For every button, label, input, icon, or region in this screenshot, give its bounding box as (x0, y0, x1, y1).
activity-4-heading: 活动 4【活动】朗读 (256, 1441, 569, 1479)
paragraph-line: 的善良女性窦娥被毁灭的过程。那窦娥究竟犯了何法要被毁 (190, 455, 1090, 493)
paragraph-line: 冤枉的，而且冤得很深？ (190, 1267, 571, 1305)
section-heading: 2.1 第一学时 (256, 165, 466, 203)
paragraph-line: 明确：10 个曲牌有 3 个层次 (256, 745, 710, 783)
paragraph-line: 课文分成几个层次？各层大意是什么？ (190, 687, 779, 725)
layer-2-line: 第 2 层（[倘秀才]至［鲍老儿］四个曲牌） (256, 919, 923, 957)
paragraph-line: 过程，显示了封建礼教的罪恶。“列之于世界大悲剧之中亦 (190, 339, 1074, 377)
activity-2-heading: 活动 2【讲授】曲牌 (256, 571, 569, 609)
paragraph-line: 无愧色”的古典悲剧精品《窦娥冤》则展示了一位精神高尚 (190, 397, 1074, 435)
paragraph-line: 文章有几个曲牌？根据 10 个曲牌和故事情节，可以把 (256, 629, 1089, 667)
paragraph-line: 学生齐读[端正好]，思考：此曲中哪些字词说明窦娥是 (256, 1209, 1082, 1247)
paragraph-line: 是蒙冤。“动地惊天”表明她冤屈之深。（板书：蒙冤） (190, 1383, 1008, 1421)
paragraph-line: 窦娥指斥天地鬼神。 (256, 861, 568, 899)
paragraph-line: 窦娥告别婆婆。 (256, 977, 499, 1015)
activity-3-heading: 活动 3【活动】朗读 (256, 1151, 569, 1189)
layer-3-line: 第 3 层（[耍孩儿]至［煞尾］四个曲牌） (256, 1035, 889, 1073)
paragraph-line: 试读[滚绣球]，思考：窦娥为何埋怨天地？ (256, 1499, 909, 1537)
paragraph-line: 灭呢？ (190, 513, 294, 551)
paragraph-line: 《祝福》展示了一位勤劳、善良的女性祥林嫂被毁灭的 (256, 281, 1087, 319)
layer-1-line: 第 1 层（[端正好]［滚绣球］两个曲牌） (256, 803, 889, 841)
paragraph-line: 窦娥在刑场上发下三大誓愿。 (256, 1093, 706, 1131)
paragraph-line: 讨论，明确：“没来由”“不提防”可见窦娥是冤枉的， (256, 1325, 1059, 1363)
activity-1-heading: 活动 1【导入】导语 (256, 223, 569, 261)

____________

* Task requirements:
How many lines of the listing above contain the string "heading", counting only matches with the same case? Reply with the number alone.

* Exercise answer:
5